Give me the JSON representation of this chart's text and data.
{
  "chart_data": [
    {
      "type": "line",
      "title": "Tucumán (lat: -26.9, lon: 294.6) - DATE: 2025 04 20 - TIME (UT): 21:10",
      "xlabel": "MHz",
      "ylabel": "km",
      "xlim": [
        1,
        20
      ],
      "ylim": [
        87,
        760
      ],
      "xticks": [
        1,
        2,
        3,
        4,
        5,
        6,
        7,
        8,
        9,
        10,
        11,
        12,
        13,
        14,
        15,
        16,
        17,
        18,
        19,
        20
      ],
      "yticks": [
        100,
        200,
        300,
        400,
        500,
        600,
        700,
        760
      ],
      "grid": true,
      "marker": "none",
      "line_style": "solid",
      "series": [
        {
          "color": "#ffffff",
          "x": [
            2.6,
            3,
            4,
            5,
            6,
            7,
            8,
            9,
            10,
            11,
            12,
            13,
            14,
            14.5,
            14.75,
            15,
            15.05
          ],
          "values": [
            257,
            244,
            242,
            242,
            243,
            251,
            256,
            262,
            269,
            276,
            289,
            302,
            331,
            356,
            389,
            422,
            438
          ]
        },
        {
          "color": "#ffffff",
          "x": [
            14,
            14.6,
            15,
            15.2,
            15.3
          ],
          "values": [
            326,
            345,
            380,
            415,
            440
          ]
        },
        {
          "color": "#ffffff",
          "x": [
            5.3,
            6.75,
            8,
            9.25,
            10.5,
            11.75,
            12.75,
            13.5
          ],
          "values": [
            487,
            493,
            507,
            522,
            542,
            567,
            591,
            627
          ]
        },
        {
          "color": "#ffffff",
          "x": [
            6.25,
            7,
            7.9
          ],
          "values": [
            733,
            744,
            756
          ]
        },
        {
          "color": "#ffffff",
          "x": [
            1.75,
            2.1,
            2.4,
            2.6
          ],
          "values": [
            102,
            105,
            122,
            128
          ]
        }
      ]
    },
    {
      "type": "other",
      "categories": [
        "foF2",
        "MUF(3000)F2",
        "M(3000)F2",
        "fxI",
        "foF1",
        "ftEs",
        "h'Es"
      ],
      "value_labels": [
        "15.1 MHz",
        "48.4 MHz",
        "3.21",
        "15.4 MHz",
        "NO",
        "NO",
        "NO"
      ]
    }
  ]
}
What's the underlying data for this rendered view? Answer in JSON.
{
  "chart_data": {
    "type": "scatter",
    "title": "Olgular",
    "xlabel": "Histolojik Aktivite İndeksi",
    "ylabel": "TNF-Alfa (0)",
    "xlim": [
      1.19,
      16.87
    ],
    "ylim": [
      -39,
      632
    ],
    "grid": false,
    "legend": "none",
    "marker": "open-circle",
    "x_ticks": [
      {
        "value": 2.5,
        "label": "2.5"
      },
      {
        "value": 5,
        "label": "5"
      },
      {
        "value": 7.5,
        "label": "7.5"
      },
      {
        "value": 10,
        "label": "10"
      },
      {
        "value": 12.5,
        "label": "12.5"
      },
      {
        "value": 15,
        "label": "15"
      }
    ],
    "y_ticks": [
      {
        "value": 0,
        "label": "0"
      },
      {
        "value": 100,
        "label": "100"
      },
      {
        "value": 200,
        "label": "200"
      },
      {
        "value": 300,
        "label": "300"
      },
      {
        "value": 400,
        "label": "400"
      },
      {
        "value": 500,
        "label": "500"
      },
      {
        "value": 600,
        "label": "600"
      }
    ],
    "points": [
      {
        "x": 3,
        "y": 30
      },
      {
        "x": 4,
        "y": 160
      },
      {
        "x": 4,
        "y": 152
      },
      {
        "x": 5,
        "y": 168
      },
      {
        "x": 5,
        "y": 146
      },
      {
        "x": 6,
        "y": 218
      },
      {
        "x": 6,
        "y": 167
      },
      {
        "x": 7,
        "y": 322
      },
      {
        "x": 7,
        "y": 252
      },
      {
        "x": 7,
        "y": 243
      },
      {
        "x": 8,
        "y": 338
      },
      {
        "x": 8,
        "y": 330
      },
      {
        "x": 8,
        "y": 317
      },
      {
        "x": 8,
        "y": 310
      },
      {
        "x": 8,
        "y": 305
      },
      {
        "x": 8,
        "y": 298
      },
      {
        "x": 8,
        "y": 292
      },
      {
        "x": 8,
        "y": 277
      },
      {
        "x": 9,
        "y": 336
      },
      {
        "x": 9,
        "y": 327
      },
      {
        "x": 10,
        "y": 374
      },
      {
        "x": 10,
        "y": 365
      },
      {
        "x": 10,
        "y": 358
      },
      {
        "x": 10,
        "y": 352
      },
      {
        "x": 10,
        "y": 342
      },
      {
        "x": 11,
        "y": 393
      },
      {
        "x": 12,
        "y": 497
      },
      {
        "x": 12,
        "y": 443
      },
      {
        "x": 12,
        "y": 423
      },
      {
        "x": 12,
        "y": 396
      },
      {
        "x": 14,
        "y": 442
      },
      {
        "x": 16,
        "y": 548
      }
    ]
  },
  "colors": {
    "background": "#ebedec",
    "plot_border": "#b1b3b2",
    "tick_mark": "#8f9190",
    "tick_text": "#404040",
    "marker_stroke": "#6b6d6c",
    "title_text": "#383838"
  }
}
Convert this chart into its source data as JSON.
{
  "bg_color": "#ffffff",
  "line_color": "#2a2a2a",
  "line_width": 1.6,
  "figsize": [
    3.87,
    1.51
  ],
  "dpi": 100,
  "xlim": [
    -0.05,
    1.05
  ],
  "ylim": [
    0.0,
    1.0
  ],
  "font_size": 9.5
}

**Exercise**
Starting at the line that contains "Convert this chart", output each remaining line of the listing, the last line included, exactly as it appears.

**Problem solution**
Convert this chart into its source data as JSON.
{
  "bg_color": "#ffffff",
  "line_color": "#2a2a2a",
  "line_width": 1.6,
  "figsize": [
    3.87,
    1.51
  ],
  "dpi": 100,
  "xlim": [
    -0.05,
    1.05
  ],
  "ylim": [
    0.0,
    1.0
  ],
  "font_size": 9.5
}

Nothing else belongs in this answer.